Dataset items
────────────────────

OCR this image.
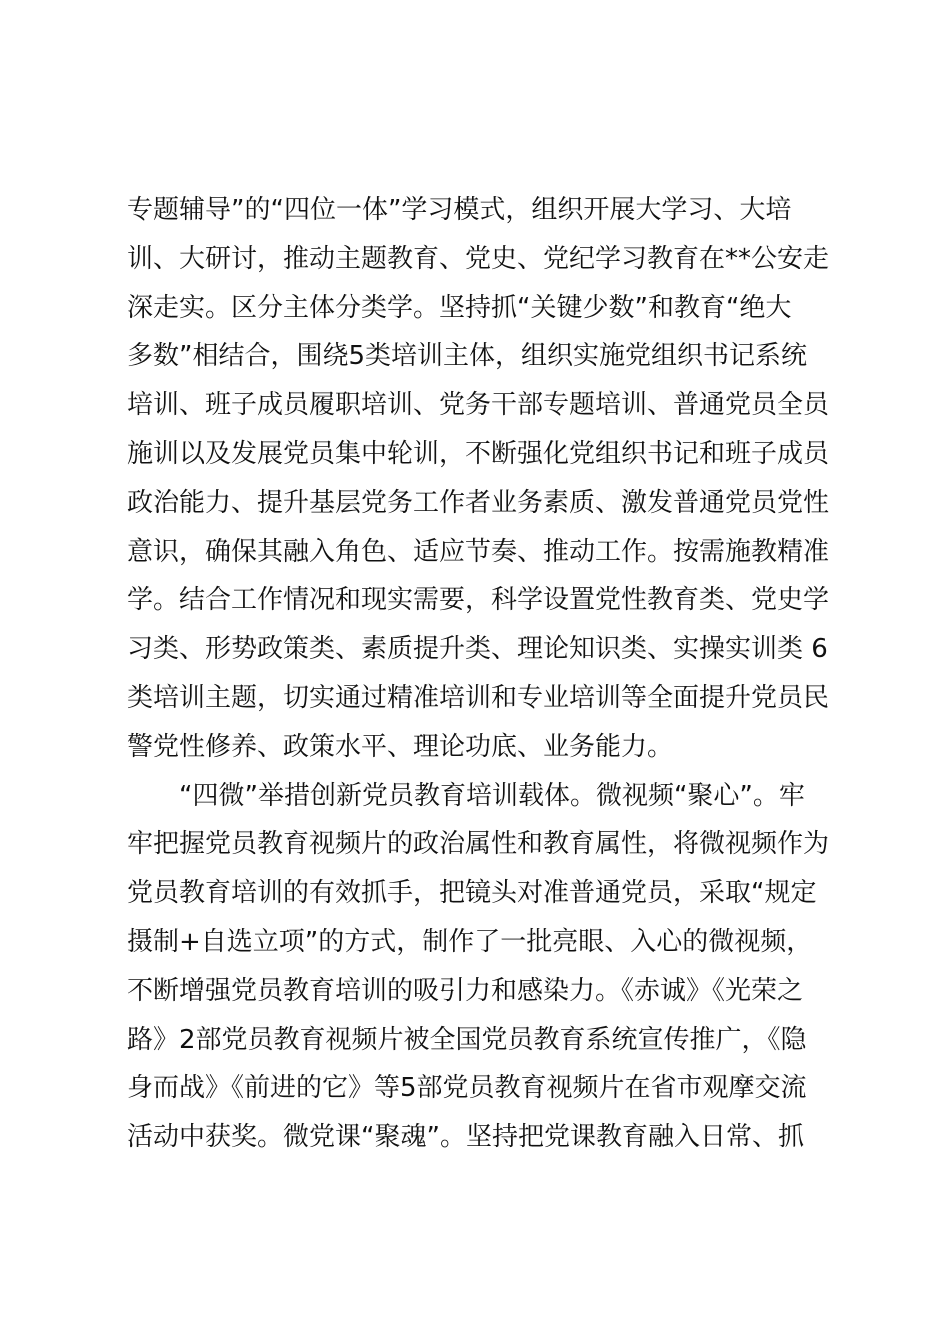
专题辅导”的“四位一体”学习模式，组织开展大学习、大培
训、大研讨，推动主题教育、党史、党纪学习教育在**公安走
深走实。区分主体分类学。坚持抓“关键少数”和教育“绝大
多数”相结合，围绕5类培训主体，组织实施党组织书记系统
培训、班子成员履职培训、党务干部专题培训、普通党员全员
施训以及发展党员集中轮训，不断强化党组织书记和班子成员
政治能力、提升基层党务工作者业务素质、激发普通党员党性
意识，确保其融入角色、适应节奏、推动工作。按需施教精准
学。结合工作情况和现实需要，科学设置党性教育类、党史学
习类、形势政策类、素质提升类、理论知识类、实操实训类 6
类培训主题，切实通过精准培训和专业培训等全面提升党员民
警党性修养、政策水平、理论功底、业务能力。
“四微”举措创新党员教育培训载体。微视频“聚心”。牢
牢把握党员教育视频片的政治属性和教育属性，将微视频作为
党员教育培训的有效抓手，把镜头对准普通党员，采取“规定
摄制+自选立项”的方式，制作了一批亮眼、入心的微视频，
不断增强党员教育培训的吸引力和感染力。《赤诚》《光荣之
路》2部党员教育视频片被全国党员教育系统宣传推广，《隐
身而战》《前进的它》等5部党员教育视频片在省市观摩交流
活动中获奖。微党课“聚魂”。坚持把党课教育融入日常、抓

────────────────────

Copy the records word for word, leaving no picture in the copy.

OCR this image.
专题辅导”的“四位一体”学习模式，组织开展大学习、大培
训、大研讨，推动主题教育、党史、党纪学习教育在**公安走
深走实。区分主体分类学。坚持抓“关键少数”和教育“绝大
多数”相结合，围绕5类培训主体，组织实施党组织书记系统
培训、班子成员履职培训、党务干部专题培训、普通党员全员
施训以及发展党员集中轮训，不断强化党组织书记和班子成员
政治能力、提升基层党务工作者业务素质、激发普通党员党性
意识，确保其融入角色、适应节奏、推动工作。按需施教精准
学。结合工作情况和现实需要，科学设置党性教育类、党史学
习类、形势政策类、素质提升类、理论知识类、实操实训类 6
类培训主题，切实通过精准培训和专业培训等全面提升党员民
警党性修养、政策水平、理论功底、业务能力。
“四微”举措创新党员教育培训载体。微视频“聚心”。牢
牢把握党员教育视频片的政治属性和教育属性，将微视频作为
党员教育培训的有效抓手，把镜头对准普通党员，采取“规定
摄制+自选立项”的方式，制作了一批亮眼、入心的微视频，
不断增强党员教育培训的吸引力和感染力。《赤诚》《光荣之
路》2部党员教育视频片被全国党员教育系统宣传推广，《隐
身而战》《前进的它》等5部党员教育视频片在省市观摩交流
活动中获奖。微党课“聚魂”。坚持把党课教育融入日常、抓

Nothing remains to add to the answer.